RECORDS SUPPLIED
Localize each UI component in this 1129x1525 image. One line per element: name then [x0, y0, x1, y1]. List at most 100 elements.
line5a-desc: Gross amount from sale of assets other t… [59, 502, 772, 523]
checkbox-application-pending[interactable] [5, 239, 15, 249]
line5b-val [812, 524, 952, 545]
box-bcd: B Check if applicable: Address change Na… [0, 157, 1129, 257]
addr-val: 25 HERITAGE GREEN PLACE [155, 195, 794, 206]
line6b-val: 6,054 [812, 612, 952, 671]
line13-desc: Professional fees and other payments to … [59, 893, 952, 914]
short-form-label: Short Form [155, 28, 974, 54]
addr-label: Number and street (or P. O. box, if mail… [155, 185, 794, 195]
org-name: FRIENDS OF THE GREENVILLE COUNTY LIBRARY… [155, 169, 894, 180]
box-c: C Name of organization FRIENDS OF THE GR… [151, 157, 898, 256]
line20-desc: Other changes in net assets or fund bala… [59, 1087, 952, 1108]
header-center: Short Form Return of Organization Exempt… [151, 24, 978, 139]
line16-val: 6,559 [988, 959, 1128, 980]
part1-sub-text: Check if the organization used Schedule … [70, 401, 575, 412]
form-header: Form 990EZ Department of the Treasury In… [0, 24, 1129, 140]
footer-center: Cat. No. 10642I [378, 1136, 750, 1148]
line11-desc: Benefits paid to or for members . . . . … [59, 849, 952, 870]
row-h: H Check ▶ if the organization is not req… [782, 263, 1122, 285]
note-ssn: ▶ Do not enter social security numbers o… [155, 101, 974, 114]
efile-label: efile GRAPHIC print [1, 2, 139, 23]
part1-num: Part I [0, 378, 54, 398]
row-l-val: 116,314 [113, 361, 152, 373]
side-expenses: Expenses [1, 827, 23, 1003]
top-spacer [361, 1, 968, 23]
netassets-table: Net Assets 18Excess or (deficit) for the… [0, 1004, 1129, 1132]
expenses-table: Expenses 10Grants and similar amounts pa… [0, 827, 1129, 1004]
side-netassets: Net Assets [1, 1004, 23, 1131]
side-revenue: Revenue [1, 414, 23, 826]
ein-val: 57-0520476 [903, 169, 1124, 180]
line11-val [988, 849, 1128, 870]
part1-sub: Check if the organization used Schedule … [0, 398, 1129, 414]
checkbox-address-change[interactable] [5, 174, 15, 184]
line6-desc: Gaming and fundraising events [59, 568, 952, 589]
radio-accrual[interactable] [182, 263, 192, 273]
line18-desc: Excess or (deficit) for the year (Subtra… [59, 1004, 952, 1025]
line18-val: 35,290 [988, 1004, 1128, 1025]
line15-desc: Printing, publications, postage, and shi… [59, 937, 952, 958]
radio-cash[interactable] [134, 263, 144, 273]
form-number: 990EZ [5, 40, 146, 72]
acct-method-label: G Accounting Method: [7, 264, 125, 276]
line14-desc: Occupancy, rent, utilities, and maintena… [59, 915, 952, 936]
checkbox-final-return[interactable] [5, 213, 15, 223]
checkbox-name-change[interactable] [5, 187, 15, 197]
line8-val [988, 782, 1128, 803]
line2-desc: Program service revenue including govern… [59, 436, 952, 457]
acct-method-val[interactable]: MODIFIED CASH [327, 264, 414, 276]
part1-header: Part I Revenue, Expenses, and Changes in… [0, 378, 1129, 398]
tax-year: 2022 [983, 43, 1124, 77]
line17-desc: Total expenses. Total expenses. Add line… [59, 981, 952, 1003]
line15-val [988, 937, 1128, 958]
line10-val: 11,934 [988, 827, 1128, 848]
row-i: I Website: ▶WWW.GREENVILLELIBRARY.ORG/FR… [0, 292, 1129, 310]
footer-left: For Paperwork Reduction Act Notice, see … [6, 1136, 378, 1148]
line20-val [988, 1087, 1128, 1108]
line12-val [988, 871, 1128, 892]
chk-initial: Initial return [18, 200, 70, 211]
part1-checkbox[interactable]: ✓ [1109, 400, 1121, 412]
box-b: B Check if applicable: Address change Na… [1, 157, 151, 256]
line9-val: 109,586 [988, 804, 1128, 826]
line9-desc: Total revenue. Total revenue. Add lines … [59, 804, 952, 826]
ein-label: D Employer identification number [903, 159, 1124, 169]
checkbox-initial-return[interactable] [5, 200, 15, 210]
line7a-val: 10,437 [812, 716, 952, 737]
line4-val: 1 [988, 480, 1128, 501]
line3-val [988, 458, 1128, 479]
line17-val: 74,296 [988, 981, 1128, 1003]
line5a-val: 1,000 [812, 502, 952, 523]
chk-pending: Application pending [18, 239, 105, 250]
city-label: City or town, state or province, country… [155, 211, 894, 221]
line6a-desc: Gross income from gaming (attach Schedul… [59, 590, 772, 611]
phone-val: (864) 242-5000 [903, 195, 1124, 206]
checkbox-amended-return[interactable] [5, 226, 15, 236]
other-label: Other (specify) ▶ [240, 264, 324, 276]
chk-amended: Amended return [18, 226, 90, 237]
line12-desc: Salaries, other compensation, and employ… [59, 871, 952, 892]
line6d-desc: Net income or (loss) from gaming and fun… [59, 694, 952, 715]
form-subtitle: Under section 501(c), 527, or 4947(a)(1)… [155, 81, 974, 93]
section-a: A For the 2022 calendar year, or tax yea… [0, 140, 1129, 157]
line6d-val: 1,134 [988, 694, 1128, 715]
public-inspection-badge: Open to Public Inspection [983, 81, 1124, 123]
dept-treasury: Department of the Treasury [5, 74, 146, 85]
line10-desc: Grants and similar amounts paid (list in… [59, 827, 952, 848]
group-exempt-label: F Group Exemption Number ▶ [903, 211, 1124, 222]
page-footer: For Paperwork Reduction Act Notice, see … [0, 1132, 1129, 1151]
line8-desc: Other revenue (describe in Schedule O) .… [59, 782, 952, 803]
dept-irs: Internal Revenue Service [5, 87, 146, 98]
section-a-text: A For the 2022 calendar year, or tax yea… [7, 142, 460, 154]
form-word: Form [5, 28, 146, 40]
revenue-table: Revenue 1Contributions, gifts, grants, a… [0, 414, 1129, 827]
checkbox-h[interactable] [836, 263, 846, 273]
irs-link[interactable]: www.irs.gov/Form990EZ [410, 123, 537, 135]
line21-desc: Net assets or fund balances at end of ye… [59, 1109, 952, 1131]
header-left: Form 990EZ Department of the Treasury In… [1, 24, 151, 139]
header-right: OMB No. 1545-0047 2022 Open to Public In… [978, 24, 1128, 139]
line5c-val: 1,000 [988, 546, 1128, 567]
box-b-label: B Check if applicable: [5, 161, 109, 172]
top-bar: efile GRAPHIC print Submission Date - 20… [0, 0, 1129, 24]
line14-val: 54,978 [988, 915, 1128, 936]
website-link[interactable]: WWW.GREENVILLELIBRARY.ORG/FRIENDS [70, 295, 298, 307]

PROBLEM DETAILS
Repeat each of the items above word for word, line by line, with nothing left out or altered.

TASK RESULT
Localize each UI component in this 1129x1525 image. One line per element: name then [x0, y0, x1, y1]. List at most 100 elements.
line5a-desc: Gross amount from sale of assets other t… [59, 502, 772, 523]
checkbox-application-pending[interactable] [5, 239, 15, 249]
line5b-val [812, 524, 952, 545]
box-bcd: B Check if applicable: Address change Na… [0, 157, 1129, 257]
addr-val: 25 HERITAGE GREEN PLACE [155, 195, 794, 206]
line6b-val: 6,054 [812, 612, 952, 671]
line13-desc: Professional fees and other payments to … [59, 893, 952, 914]
short-form-label: Short Form [155, 28, 974, 54]
addr-label: Number and street (or P. O. box, if mail… [155, 185, 794, 195]
org-name: FRIENDS OF THE GREENVILLE COUNTY LIBRARY… [155, 169, 894, 180]
box-c: C Name of organization FRIENDS OF THE GR… [151, 157, 898, 256]
line20-desc: Other changes in net assets or fund bala… [59, 1087, 952, 1108]
header-center: Short Form Return of Organization Exempt… [151, 24, 978, 139]
line16-val: 6,559 [988, 959, 1128, 980]
part1-sub-text: Check if the organization used Schedule … [70, 401, 575, 412]
form-header: Form 990EZ Department of the Treasury In… [0, 24, 1129, 140]
footer-center: Cat. No. 10642I [378, 1136, 750, 1148]
line11-desc: Benefits paid to or for members . . . . … [59, 849, 952, 870]
row-h: H Check ▶ if the organization is not req… [782, 263, 1122, 285]
note-ssn: ▶ Do not enter social security numbers o… [155, 101, 974, 114]
efile-label: efile GRAPHIC print [1, 2, 139, 23]
part1-num: Part I [0, 378, 54, 398]
row-l-val: 116,314 [113, 361, 152, 373]
side-expenses: Expenses [1, 827, 23, 1003]
top-spacer [361, 1, 968, 23]
netassets-table: Net Assets 18Excess or (deficit) for the… [0, 1004, 1129, 1132]
expenses-table: Expenses 10Grants and similar amounts pa… [0, 827, 1129, 1004]
side-netassets: Net Assets [1, 1004, 23, 1131]
side-revenue: Revenue [1, 414, 23, 826]
ein-val: 57-0520476 [903, 169, 1124, 180]
line11-val [988, 849, 1128, 870]
part1-sub: Check if the organization used Schedule … [0, 398, 1129, 414]
checkbox-address-change[interactable] [5, 174, 15, 184]
line6-desc: Gaming and fundraising events [59, 568, 952, 589]
radio-accrual[interactable] [182, 263, 192, 273]
line18-desc: Excess or (deficit) for the year (Subtra… [59, 1004, 952, 1025]
line18-val: 35,290 [988, 1004, 1128, 1025]
line15-desc: Printing, publications, postage, and shi… [59, 937, 952, 958]
radio-cash[interactable] [134, 263, 144, 273]
form-number: 990EZ [5, 40, 146, 72]
acct-method-label: G Accounting Method: [7, 264, 125, 276]
line14-desc: Occupancy, rent, utilities, and maintena… [59, 915, 952, 936]
checkbox-final-return[interactable] [5, 213, 15, 223]
checkbox-name-change[interactable] [5, 187, 15, 197]
line8-val [988, 782, 1128, 803]
line2-desc: Program service revenue including govern… [59, 436, 952, 457]
acct-method-val[interactable]: MODIFIED CASH [327, 264, 414, 276]
part1-header: Part I Revenue, Expenses, and Changes in… [0, 378, 1129, 398]
tax-year: 2022 [983, 43, 1124, 77]
line17-desc: Total expenses. Total expenses. Add line… [59, 981, 952, 1003]
line15-val [988, 937, 1128, 958]
line10-val: 11,934 [988, 827, 1128, 848]
row-i: I Website: ▶WWW.GREENVILLELIBRARY.ORG/FR… [0, 292, 1129, 310]
footer-left: For Paperwork Reduction Act Notice, see … [6, 1136, 378, 1148]
line20-val [988, 1087, 1128, 1108]
line12-val [988, 871, 1128, 892]
chk-initial: Initial return [18, 200, 70, 211]
part1-checkbox[interactable]: ✓ [1109, 400, 1121, 412]
box-b: B Check if applicable: Address change Na… [1, 157, 151, 256]
line9-val: 109,586 [988, 804, 1128, 826]
line9-desc: Total revenue. Total revenue. Add lines … [59, 804, 952, 826]
ein-label: D Employer identification number [903, 159, 1124, 169]
checkbox-initial-return[interactable] [5, 200, 15, 210]
line7a-val: 10,437 [812, 716, 952, 737]
line4-val: 1 [988, 480, 1128, 501]
line3-val [988, 458, 1128, 479]
line17-val: 74,296 [988, 981, 1128, 1003]
line5a-val: 1,000 [812, 502, 952, 523]
chk-pending: Application pending [18, 239, 105, 250]
city-label: City or town, state or province, country… [155, 211, 894, 221]
line6a-desc: Gross income from gaming (attach Schedul… [59, 590, 772, 611]
phone-val: (864) 242-5000 [903, 195, 1124, 206]
checkbox-amended-return[interactable] [5, 226, 15, 236]
other-label: Other (specify) ▶ [240, 264, 324, 276]
chk-amended: Amended return [18, 226, 90, 237]
line12-desc: Salaries, other compensation, and employ… [59, 871, 952, 892]
line6d-desc: Net income or (loss) from gaming and fun… [59, 694, 952, 715]
form-subtitle: Under section 501(c), 527, or 4947(a)(1)… [155, 81, 974, 93]
section-a: A For the 2022 calendar year, or tax yea… [0, 140, 1129, 157]
line6d-val: 1,134 [988, 694, 1128, 715]
public-inspection-badge: Open to Public Inspection [983, 81, 1124, 123]
dept-treasury: Department of the Treasury [5, 74, 146, 85]
line10-desc: Grants and similar amounts paid (list in… [59, 827, 952, 848]
group-exempt-label: F Group Exemption Number ▶ [903, 211, 1124, 222]
page-footer: For Paperwork Reduction Act Notice, see … [0, 1132, 1129, 1151]
line8-desc: Other revenue (describe in Schedule O) .… [59, 782, 952, 803]
dept-irs: Internal Revenue Service [5, 87, 146, 98]
section-a-text: A For the 2022 calendar year, or tax yea… [7, 142, 460, 154]
form-word: Form [5, 28, 146, 40]
revenue-table: Revenue 1Contributions, gifts, grants, a… [0, 414, 1129, 827]
checkbox-h[interactable] [836, 263, 846, 273]
irs-link[interactable]: www.irs.gov/Form990EZ [410, 123, 537, 135]
line21-desc: Net assets or fund balances at end of ye… [59, 1109, 952, 1131]
header-left: Form 990EZ Department of the Treasury In… [1, 24, 151, 139]
header-right: OMB No. 1545-0047 2022 Open to Public In… [978, 24, 1128, 139]
line5c-val: 1,000 [988, 546, 1128, 567]
box-b-label: B Check if applicable: [5, 161, 109, 172]
top-bar: efile GRAPHIC print Submission Date - 20… [0, 0, 1129, 24]
line14-val: 54,978 [988, 915, 1128, 936]
website-link[interactable]: WWW.GREENVILLELIBRARY.ORG/FRIENDS [70, 295, 298, 307]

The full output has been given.